**Entries provided:**
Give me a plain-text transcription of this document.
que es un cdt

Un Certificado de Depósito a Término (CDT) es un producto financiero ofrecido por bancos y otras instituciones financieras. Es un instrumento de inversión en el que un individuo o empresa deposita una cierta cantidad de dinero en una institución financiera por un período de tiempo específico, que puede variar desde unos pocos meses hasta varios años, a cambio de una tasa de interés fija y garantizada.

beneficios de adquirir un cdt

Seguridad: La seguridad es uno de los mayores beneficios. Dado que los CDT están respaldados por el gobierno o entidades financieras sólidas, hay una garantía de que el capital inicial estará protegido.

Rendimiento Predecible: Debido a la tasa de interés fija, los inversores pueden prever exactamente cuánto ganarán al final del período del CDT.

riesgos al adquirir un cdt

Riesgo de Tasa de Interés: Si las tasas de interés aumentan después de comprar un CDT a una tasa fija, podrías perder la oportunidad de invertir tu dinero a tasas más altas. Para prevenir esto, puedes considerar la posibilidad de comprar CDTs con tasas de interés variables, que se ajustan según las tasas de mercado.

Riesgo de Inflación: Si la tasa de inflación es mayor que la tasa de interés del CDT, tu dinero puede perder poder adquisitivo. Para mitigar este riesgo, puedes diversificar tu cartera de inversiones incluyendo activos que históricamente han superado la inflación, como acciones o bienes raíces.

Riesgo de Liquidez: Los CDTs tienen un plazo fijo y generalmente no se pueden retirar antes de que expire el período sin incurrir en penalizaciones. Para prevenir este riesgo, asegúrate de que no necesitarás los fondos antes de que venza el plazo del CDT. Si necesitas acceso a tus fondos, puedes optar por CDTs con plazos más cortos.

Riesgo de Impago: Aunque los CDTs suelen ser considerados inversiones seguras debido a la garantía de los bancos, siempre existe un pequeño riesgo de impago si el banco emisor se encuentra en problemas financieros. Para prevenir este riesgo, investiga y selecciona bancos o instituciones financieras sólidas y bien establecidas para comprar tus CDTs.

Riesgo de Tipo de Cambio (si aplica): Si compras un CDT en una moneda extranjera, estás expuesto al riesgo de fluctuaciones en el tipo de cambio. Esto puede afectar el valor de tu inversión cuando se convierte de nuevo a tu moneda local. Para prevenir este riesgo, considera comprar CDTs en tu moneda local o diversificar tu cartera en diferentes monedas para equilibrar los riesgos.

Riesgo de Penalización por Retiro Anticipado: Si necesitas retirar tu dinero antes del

**Exercise instructions:**
Check each line of the records for "beneficios" and copy the ones that contain it.

**Worked solution:**
beneficios de adquirir un cdt
Seguridad: La seguridad es uno de los mayores beneficios. Dado que los CDT están respaldados por el gobierno o entidades financieras sólidas, hay una garantía de que el capital inicial estará protegido.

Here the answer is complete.